:: EXERCISE ::
Extract the whole listing as it stands. Do not include the pictures.

· · · ·

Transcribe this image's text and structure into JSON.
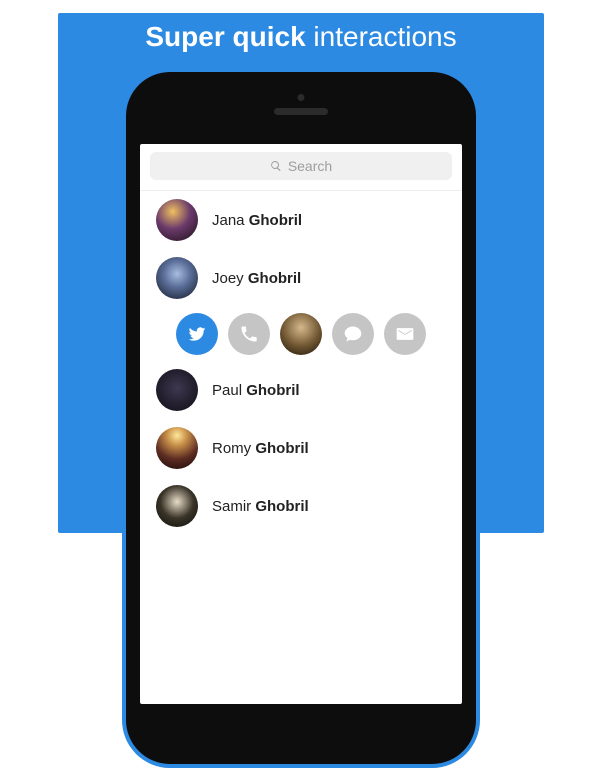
{
  "headline": {
    "bold": "Super quick",
    "rest": "interactions"
  },
  "search": {
    "placeholder": "Search"
  },
  "contacts": [
    {
      "first": "Jana",
      "last": "Ghobril"
    },
    {
      "first": "Joey",
      "last": "Ghobril"
    },
    {
      "first": "Paul",
      "last": "Ghobril"
    },
    {
      "first": "Romy",
      "last": "Ghobril"
    },
    {
      "first": "Samir",
      "last": "Ghobril"
    }
  ],
  "quick_actions": [
    {
      "name": "twitter",
      "active": true
    },
    {
      "name": "phone",
      "active": false
    },
    {
      "name": "avatar",
      "active": false
    },
    {
      "name": "message",
      "active": false
    },
    {
      "name": "mail",
      "active": false
    }
  ]
}
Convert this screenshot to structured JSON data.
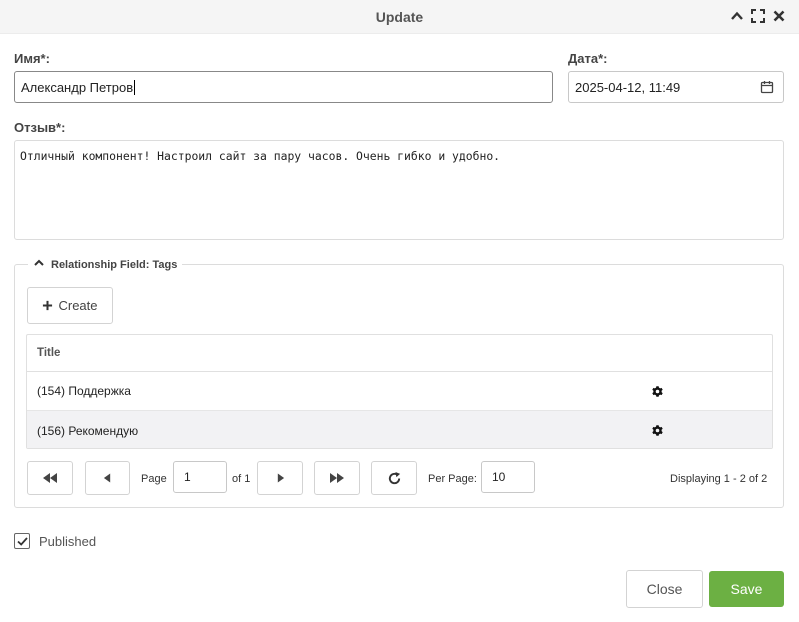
{
  "window": {
    "title": "Update"
  },
  "form": {
    "name_label": "Имя*:",
    "name_value": "Александр Петров",
    "date_label": "Дата*:",
    "date_value": "2025-04-12, 11:49",
    "review_label": "Отзыв*:",
    "review_value": "Отличный компонент! Настроил сайт за пару часов. Очень гибко и удобно."
  },
  "relationship": {
    "legend": "Relationship Field: Tags",
    "create_label": "Create",
    "column_title": "Title",
    "rows": [
      {
        "title": "(154) Поддержка"
      },
      {
        "title": "(156) Рекомендую"
      }
    ]
  },
  "pager": {
    "page_label": "Page",
    "page_value": "1",
    "of_label": "of 1",
    "per_page_label": "Per Page:",
    "per_page_value": "10",
    "displaying": "Displaying 1 - 2 of 2"
  },
  "published": {
    "label": "Published",
    "checked": true
  },
  "footer": {
    "close_label": "Close",
    "save_label": "Save"
  },
  "colors": {
    "save_button": "#6cb043",
    "titlebar": "#f5f5f5"
  }
}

· · · ·

:: RESULT OF THE TASK ::
Transcribe this image's text and structure into JSON.
{
  "headline": {
    "bold": "Super quick",
    "rest": "interactions"
  },
  "search": {
    "placeholder": "Search"
  },
  "contacts": [
    {
      "first": "Jana",
      "last": "Ghobril"
    },
    {
      "first": "Joey",
      "last": "Ghobril"
    },
    {
      "first": "Paul",
      "last": "Ghobril"
    },
    {
      "first": "Romy",
      "last": "Ghobril"
    },
    {
      "first": "Samir",
      "last": "Ghobril"
    }
  ],
  "quick_actions": [
    {
      "name": "twitter",
      "active": true
    },
    {
      "name": "phone",
      "active": false
    },
    {
      "name": "avatar",
      "active": false
    },
    {
      "name": "message",
      "active": false
    },
    {
      "name": "mail",
      "active": false
    }
  ]
}
Convert this screenshot to structured JSON data.
{
  "window": {
    "title": "Update"
  },
  "form": {
    "name_label": "Имя*:",
    "name_value": "Александр Петров",
    "date_label": "Дата*:",
    "date_value": "2025-04-12, 11:49",
    "review_label": "Отзыв*:",
    "review_value": "Отличный компонент! Настроил сайт за пару часов. Очень гибко и удобно."
  },
  "relationship": {
    "legend": "Relationship Field: Tags",
    "create_label": "Create",
    "column_title": "Title",
    "rows": [
      {
        "title": "(154) Поддержка"
      },
      {
        "title": "(156) Рекомендую"
      }
    ]
  },
  "pager": {
    "page_label": "Page",
    "page_value": "1",
    "of_label": "of 1",
    "per_page_label": "Per Page:",
    "per_page_value": "10",
    "displaying": "Displaying 1 - 2 of 2"
  },
  "published": {
    "label": "Published",
    "checked": true
  },
  "footer": {
    "close_label": "Close",
    "save_label": "Save"
  },
  "colors": {
    "save_button": "#6cb043",
    "titlebar": "#f5f5f5"
  }
}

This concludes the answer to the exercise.